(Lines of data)
┄┄┄┄┄┄┄┄┄┄

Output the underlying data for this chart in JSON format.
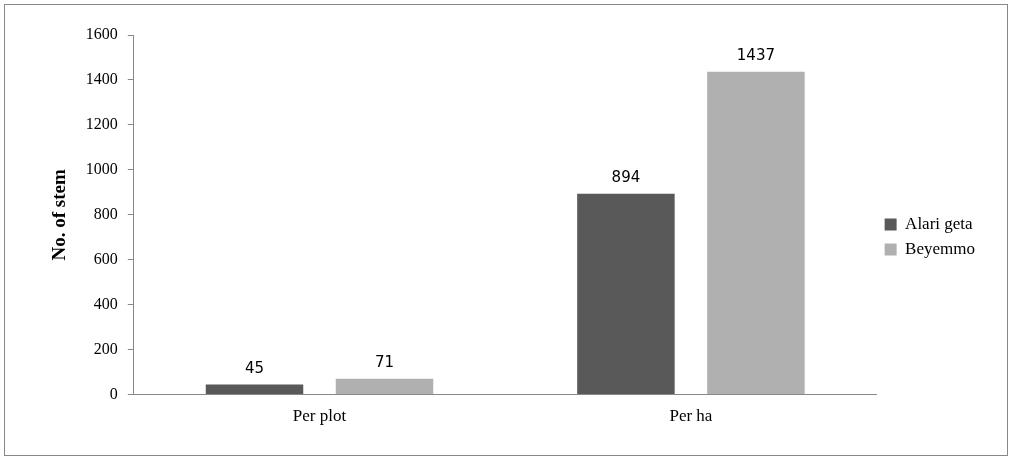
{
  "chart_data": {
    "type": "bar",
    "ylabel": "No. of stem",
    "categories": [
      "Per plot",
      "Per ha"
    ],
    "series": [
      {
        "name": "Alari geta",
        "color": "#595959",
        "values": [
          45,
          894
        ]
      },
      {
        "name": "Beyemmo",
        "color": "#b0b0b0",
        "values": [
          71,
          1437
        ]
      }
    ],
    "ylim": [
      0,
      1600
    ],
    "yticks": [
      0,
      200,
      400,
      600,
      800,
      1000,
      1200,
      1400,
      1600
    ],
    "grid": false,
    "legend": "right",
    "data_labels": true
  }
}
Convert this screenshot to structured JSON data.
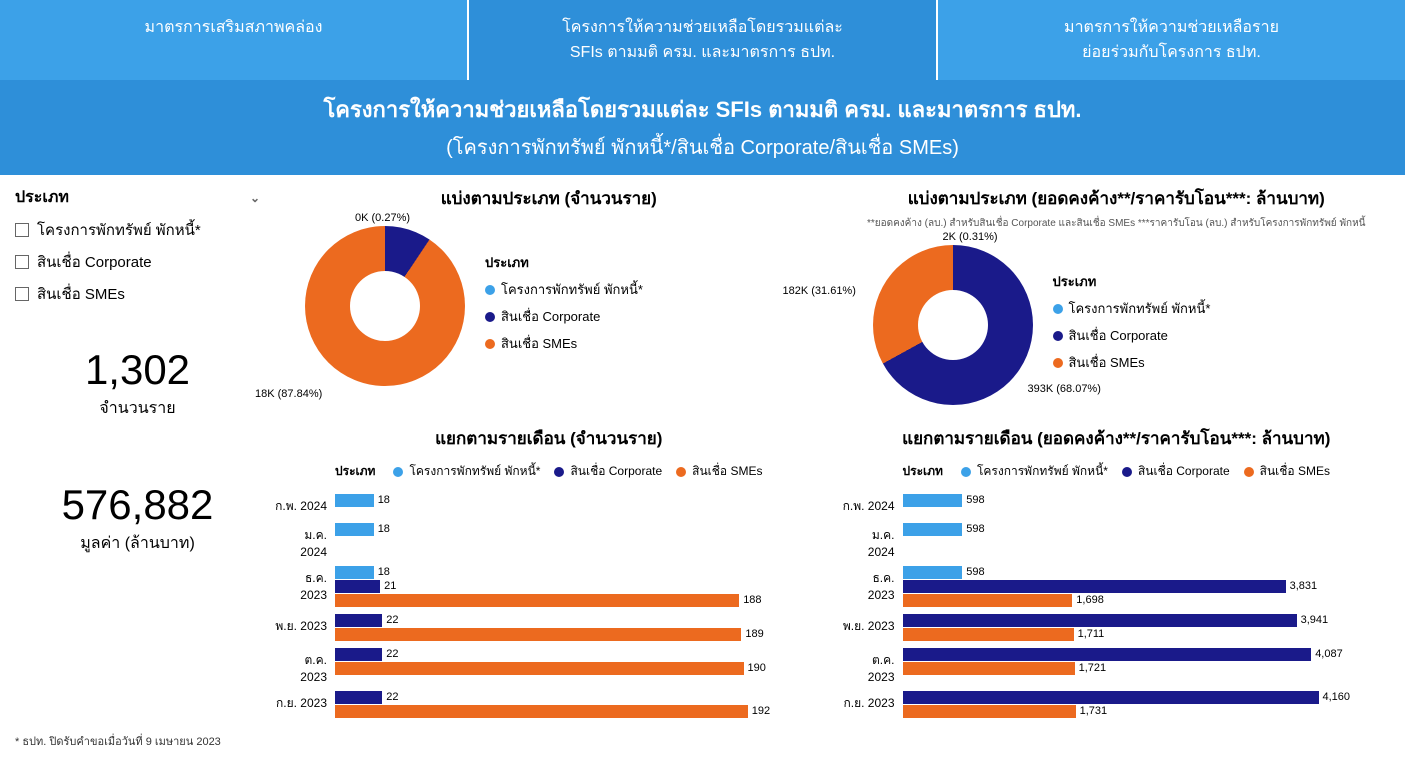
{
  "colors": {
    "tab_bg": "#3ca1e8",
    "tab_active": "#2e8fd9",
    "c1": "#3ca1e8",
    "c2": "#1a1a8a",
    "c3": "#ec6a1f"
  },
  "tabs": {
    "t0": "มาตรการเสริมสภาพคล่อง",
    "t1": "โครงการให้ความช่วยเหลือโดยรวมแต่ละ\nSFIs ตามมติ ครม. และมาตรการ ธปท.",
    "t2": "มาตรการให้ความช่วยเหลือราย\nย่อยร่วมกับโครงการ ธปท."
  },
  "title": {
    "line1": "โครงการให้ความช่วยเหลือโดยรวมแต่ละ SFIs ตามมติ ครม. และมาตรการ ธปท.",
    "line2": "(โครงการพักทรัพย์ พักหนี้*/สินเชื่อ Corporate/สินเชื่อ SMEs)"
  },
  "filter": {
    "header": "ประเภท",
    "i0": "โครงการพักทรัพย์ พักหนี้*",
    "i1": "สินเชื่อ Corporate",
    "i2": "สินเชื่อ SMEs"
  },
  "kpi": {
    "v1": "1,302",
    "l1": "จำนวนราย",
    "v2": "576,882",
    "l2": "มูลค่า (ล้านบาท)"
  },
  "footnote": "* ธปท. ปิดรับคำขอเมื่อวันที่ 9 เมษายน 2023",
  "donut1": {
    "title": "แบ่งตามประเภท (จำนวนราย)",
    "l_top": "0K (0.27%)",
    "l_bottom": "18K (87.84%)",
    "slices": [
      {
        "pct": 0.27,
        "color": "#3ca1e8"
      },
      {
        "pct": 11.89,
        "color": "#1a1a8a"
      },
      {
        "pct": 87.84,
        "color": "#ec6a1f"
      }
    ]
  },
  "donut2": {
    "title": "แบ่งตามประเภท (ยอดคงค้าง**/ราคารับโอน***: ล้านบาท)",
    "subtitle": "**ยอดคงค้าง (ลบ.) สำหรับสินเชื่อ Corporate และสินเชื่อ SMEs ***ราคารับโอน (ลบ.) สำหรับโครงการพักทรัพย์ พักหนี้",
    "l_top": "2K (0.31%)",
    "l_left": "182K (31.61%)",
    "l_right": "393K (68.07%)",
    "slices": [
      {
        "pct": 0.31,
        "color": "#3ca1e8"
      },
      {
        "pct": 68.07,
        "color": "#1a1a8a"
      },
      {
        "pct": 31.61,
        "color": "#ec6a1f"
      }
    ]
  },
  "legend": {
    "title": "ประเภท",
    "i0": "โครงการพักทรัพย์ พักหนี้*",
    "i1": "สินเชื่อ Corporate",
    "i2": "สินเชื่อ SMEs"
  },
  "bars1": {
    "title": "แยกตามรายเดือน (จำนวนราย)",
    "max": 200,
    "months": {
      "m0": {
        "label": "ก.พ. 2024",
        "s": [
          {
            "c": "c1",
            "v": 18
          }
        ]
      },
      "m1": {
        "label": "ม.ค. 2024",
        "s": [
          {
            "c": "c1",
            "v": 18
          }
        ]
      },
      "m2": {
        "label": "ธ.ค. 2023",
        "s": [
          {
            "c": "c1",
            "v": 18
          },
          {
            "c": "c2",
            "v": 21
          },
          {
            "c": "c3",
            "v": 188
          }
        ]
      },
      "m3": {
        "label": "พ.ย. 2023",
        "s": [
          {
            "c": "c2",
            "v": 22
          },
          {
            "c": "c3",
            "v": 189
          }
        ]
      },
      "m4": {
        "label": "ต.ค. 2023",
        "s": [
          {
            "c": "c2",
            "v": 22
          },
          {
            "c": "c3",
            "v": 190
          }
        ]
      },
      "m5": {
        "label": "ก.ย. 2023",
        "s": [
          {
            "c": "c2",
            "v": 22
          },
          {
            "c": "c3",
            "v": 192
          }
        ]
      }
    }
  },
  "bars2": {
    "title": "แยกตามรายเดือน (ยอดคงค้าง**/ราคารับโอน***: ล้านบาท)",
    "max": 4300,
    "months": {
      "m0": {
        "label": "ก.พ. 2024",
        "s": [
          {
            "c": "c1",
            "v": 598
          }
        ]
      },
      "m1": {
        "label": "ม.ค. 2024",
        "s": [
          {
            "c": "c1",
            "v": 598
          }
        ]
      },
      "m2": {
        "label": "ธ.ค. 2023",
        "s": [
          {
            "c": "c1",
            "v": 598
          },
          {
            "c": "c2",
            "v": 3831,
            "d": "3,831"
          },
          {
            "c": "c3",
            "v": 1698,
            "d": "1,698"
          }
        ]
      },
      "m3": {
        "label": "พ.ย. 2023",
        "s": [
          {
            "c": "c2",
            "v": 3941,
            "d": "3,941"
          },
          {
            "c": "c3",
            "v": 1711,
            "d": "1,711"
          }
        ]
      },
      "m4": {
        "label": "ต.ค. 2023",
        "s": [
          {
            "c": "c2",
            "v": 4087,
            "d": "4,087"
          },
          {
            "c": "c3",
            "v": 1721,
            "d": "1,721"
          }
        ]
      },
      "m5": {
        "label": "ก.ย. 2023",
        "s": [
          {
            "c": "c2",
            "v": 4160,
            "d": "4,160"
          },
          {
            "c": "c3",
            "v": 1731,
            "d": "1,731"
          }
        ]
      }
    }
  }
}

┄┄┄┄┄┄┄┄┄┄

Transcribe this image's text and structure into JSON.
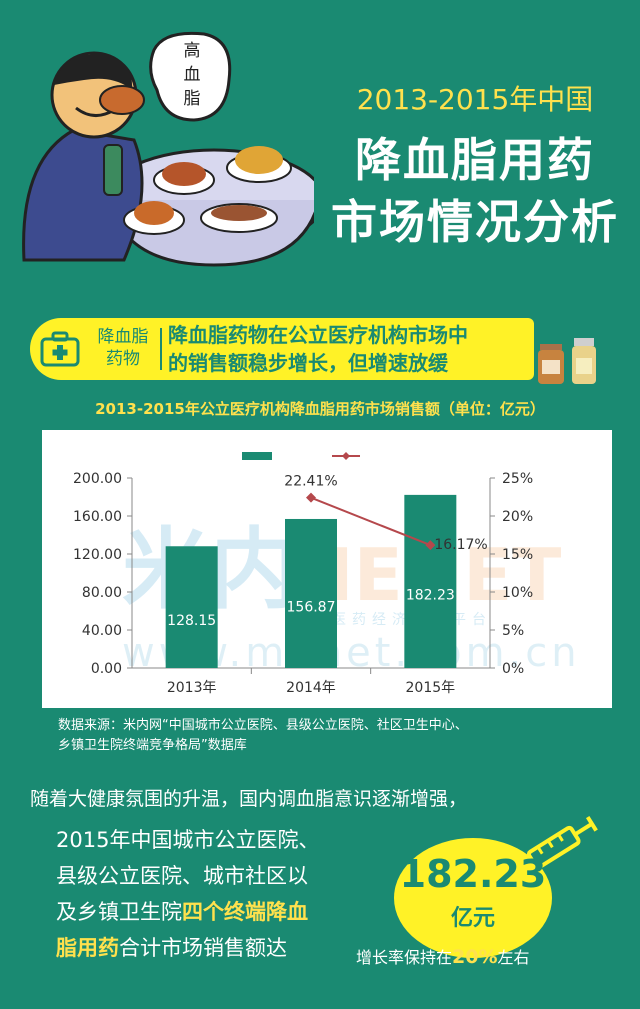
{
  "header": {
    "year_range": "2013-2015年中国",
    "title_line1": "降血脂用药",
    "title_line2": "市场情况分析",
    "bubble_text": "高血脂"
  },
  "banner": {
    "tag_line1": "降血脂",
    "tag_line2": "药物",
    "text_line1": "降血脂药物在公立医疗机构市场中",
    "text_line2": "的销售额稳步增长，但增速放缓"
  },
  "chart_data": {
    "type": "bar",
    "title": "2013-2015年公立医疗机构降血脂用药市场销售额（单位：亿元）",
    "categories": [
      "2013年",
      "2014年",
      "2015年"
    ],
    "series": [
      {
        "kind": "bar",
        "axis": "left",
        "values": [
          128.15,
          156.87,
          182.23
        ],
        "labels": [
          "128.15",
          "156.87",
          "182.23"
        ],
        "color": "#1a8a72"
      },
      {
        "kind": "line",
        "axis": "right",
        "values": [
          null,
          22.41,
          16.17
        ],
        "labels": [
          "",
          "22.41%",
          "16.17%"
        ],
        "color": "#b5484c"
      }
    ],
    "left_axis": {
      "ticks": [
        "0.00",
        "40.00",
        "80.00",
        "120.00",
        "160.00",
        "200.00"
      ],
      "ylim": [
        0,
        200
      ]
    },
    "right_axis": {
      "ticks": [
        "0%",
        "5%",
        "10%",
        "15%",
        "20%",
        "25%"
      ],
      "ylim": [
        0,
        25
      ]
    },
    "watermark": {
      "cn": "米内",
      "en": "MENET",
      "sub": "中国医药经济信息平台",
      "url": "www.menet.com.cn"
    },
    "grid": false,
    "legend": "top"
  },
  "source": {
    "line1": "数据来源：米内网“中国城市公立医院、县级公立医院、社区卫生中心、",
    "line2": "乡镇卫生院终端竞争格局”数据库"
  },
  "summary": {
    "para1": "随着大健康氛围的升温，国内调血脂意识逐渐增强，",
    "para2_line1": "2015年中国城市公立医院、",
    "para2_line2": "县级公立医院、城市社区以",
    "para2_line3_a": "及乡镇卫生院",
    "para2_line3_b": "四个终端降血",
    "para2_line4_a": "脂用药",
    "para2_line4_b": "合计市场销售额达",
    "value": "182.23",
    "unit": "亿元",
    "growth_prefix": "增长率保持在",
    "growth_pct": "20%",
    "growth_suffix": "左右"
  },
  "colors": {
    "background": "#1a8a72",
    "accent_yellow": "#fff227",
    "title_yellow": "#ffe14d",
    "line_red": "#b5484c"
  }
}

┄┄┄┄┄┄┄┄┄┄

_Problem to solve_
Filter the entries down to the lines containing "ความช". Copy each of those lines.

_Exercise solution_
    "t1": "โครงการให้ความช่วยเหลือโดยรวมแต่ละ\nSFIs ตามมติ ครม. และมาตรการ ธปท.",
    "t2": "มาตรการให้ความช่วยเหลือราย\nย่อยร่วมกับโครงการ ธปท."
    "line1": "โครงการให้ความช่วยเหลือโดยรวมแต่ละ SFIs ตามมติ ครม. และมาตรการ ธปท.",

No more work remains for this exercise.